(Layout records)
┄┄┄┄┄┄┄┄┄┄

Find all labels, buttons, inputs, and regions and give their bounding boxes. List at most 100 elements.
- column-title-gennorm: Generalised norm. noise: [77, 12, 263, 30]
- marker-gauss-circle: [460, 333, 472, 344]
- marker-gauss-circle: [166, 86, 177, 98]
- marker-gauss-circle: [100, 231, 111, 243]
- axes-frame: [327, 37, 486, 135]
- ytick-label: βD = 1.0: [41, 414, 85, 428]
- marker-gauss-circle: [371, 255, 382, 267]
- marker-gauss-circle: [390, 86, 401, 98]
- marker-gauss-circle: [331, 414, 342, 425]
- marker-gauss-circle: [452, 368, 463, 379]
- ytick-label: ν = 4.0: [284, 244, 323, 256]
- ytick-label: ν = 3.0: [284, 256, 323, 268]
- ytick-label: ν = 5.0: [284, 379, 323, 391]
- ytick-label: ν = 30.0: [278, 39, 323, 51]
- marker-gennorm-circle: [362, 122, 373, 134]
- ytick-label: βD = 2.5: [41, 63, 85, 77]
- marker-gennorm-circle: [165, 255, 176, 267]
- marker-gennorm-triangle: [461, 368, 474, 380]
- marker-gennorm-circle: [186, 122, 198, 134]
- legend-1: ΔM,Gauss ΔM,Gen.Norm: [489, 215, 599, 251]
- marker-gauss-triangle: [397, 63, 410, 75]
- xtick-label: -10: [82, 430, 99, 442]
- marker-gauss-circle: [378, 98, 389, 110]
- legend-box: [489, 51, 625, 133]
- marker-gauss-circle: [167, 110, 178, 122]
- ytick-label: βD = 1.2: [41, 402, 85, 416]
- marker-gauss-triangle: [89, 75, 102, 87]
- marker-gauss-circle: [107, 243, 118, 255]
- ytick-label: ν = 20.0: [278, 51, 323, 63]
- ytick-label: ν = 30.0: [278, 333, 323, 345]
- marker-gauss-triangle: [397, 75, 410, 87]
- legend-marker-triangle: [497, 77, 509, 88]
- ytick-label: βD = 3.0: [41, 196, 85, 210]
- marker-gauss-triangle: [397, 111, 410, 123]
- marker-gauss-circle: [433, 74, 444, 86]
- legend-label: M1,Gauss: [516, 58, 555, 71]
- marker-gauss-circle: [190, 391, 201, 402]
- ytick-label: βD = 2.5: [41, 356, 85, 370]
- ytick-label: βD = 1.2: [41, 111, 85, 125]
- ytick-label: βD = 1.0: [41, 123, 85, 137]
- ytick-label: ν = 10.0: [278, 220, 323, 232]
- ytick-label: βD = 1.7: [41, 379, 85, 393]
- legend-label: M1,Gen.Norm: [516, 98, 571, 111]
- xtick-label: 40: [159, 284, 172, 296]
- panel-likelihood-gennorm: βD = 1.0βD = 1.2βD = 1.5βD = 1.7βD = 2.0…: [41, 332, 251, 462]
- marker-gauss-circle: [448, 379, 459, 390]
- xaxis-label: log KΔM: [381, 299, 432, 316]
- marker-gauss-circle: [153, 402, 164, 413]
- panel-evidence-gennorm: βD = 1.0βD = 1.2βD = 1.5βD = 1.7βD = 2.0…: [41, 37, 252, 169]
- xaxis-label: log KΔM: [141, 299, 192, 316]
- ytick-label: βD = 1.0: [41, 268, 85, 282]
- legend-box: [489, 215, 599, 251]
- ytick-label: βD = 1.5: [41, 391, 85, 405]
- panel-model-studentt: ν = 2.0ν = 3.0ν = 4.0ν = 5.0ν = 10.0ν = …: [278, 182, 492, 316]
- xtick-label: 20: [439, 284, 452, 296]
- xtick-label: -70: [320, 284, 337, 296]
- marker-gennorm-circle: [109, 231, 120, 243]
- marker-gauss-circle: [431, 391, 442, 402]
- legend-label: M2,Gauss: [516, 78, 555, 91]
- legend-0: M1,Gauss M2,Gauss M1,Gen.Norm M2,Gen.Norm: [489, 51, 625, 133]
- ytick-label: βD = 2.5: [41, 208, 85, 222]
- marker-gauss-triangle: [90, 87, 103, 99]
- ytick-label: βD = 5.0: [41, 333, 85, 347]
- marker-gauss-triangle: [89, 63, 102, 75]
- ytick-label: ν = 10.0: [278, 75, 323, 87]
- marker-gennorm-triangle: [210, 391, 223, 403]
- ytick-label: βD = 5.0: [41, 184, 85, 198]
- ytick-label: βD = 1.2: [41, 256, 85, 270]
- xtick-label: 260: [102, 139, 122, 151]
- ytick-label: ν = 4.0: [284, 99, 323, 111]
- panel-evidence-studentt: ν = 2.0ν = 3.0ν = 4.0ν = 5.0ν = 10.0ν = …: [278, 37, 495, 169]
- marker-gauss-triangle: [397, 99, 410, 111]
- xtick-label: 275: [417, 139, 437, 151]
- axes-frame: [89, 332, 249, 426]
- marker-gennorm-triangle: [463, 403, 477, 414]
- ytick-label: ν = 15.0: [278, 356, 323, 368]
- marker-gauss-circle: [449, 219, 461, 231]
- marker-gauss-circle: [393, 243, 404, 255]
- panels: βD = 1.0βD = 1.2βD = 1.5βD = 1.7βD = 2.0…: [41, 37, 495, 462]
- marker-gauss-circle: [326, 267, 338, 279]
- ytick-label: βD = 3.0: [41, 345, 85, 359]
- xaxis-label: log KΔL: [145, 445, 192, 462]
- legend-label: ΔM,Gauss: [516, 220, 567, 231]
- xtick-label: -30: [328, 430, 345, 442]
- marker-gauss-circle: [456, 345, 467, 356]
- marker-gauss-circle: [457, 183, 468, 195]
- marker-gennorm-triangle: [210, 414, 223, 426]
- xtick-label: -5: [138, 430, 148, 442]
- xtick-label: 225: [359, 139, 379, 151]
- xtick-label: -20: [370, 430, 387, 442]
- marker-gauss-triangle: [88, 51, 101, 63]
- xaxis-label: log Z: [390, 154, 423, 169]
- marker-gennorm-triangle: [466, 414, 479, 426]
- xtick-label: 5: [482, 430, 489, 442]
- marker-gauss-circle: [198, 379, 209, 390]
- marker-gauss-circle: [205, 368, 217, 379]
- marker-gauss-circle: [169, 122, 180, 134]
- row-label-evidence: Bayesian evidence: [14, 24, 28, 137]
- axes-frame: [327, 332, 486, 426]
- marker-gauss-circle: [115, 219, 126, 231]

┄┄┄┄┄┄┄┄┄┄

**Stated task**
Format the lines above as a numbered list, omitting any blank lines.

**Expected output**
1. Find all labels, buttons, inputs, and regions and give their bounding boxes. List at most 100 elements.
2. - column-title-gennorm: Generalised norm. noise: [77, 12, 263, 30]
3. - marker-gauss-circle: [460, 333, 472, 344]
4. - marker-gauss-circle: [166, 86, 177, 98]
5. - marker-gauss-circle: [100, 231, 111, 243]
6. - axes-frame: [327, 37, 486, 135]
7. - ytick-label: βD = 1.0: [41, 414, 85, 428]
8. - marker-gauss-circle: [371, 255, 382, 267]
9. - marker-gauss-circle: [390, 86, 401, 98]
10. - marker-gauss-circle: [331, 414, 342, 425]
11. - marker-gauss-circle: [452, 368, 463, 379]
12. - ytick-label: ν = 4.0: [284, 244, 323, 256]
13. - ytick-label: ν = 3.0: [284, 256, 323, 268]
14. - ytick-label: ν = 5.0: [284, 379, 323, 391]
15. - ytick-label: ν = 30.0: [278, 39, 323, 51]
16. - marker-gennorm-circle: [362, 122, 373, 134]
17. - ytick-label: βD = 2.5: [41, 63, 85, 77]
18. - marker-gennorm-circle: [165, 255, 176, 267]
19. - marker-gennorm-triangle: [461, 368, 474, 380]
20. - marker-gennorm-circle: [186, 122, 198, 134]
21. - legend-1: ΔM,Gauss ΔM,Gen.Norm: [489, 215, 599, 251]
22. - marker-gauss-triangle: [397, 63, 410, 75]
23. - xtick-label: -10: [82, 430, 99, 442]
24. - marker-gauss-circle: [378, 98, 389, 110]
25. - legend-box: [489, 51, 625, 133]
26. - marker-gauss-circle: [167, 110, 178, 122]
27. - ytick-label: βD = 1.2: [41, 402, 85, 416]
28. - marker-gauss-triangle: [89, 75, 102, 87]
29. - marker-gauss-circle: [107, 243, 118, 255]
30. - ytick-label: ν = 20.0: [278, 51, 323, 63]
31. - ytick-label: ν = 30.0: [278, 333, 323, 345]
32. - marker-gauss-triangle: [397, 75, 410, 87]
33. - legend-marker-triangle: [497, 77, 509, 88]
34. - ytick-label: βD = 3.0: [41, 196, 85, 210]
35. - marker-gauss-triangle: [397, 111, 410, 123]
36. - marker-gauss-circle: [433, 74, 444, 86]
37. - legend-label: M1,Gauss: [516, 58, 555, 71]
38. - marker-gauss-circle: [190, 391, 201, 402]
39. - ytick-label: βD = 2.5: [41, 356, 85, 370]
40. - ytick-label: βD = 1.2: [41, 111, 85, 125]
41. - ytick-label: βD = 1.0: [41, 123, 85, 137]
42. - ytick-label: ν = 10.0: [278, 220, 323, 232]
43. - ytick-label: βD = 1.7: [41, 379, 85, 393]
44. - legend-label: M1,Gen.Norm: [516, 98, 571, 111]
45. - xtick-label: 40: [159, 284, 172, 296]
46. - panel-likelihood-gennorm: βD = 1.0βD = 1.2βD = 1.5βD = 1.7βD = 2.0…: [41, 332, 251, 462]
47. - marker-gauss-circle: [448, 379, 459, 390]
48. - xaxis-label: log KΔM: [381, 299, 432, 316]
49. - marker-gauss-circle: [153, 402, 164, 413]
50. - panel-evidence-gennorm: βD = 1.0βD = 1.2βD = 1.5βD = 1.7βD = 2.0…: [41, 37, 252, 169]
51. - xaxis-label: log KΔM: [141, 299, 192, 316]
52. - ytick-label: βD = 1.0: [41, 268, 85, 282]
53. - legend-box: [489, 215, 599, 251]
54. - ytick-label: βD = 1.5: [41, 391, 85, 405]
55. - panel-model-studentt: ν = 2.0ν = 3.0ν = 4.0ν = 5.0ν = 10.0ν = …: [278, 182, 492, 316]
56. - xtick-label: 20: [439, 284, 452, 296]
57. - xtick-label: -70: [320, 284, 337, 296]
58. - marker-gennorm-circle: [109, 231, 120, 243]
59. - marker-gauss-circle: [431, 391, 442, 402]
60. - legend-label: M2,Gauss: [516, 78, 555, 91]
61. - legend-0: M1,Gauss M2,Gauss M1,Gen.Norm M2,Gen.Norm: [489, 51, 625, 133]
62. - ytick-label: βD = 2.5: [41, 208, 85, 222]
63. - marker-gauss-triangle: [90, 87, 103, 99]
64. - ytick-label: βD = 5.0: [41, 333, 85, 347]
65. - marker-gauss-triangle: [89, 63, 102, 75]
66. - ytick-label: ν = 10.0: [278, 75, 323, 87]
67. - marker-gennorm-triangle: [210, 391, 223, 403]
68. - ytick-label: βD = 5.0: [41, 184, 85, 198]
69. - ytick-label: βD = 1.2: [41, 256, 85, 270]
70. - xtick-label: 260: [102, 139, 122, 151]
71. - ytick-label: ν = 4.0: [284, 99, 323, 111]
72. - panel-evidence-studentt: ν = 2.0ν = 3.0ν = 4.0ν = 5.0ν = 10.0ν = …: [278, 37, 495, 169]
73. - marker-gauss-triangle: [397, 99, 410, 111]
74. - xtick-label: 275: [417, 139, 437, 151]
75. - axes-frame: [89, 332, 249, 426]
76. - marker-gennorm-triangle: [463, 403, 477, 414]
77. - ytick-label: ν = 15.0: [278, 356, 323, 368]
78. - marker-gauss-circle: [449, 219, 461, 231]
79. - marker-gauss-circle: [393, 243, 404, 255]
80. - panels: βD = 1.0βD = 1.2βD = 1.5βD = 1.7βD = 2.0…: [41, 37, 495, 462]
81. - marker-gauss-circle: [326, 267, 338, 279]
82. - ytick-label: βD = 3.0: [41, 345, 85, 359]
83. - xaxis-label: log KΔL: [145, 445, 192, 462]
84. - legend-label: ΔM,Gauss: [516, 220, 567, 231]
85. - xtick-label: -30: [328, 430, 345, 442]
86. - marker-gauss-circle: [456, 345, 467, 356]
87. - marker-gauss-circle: [457, 183, 468, 195]
88. - marker-gennorm-triangle: [210, 414, 223, 426]
89. - xtick-label: -5: [138, 430, 148, 442]
90. - xtick-label: 225: [359, 139, 379, 151]
91. - xtick-label: -20: [370, 430, 387, 442]
92. - marker-gauss-triangle: [88, 51, 101, 63]
93. - xaxis-label: log Z: [390, 154, 423, 169]
94. - marker-gennorm-triangle: [466, 414, 479, 426]
95. - xtick-label: 5: [482, 430, 489, 442]
96. - marker-gauss-circle: [198, 379, 209, 390]
97. - marker-gauss-circle: [205, 368, 217, 379]
98. - marker-gauss-circle: [169, 122, 180, 134]
99. - row-label-evidence: Bayesian evidence: [14, 24, 28, 137]
100. - axes-frame: [327, 332, 486, 426]
101. - marker-gauss-circle: [115, 219, 126, 231]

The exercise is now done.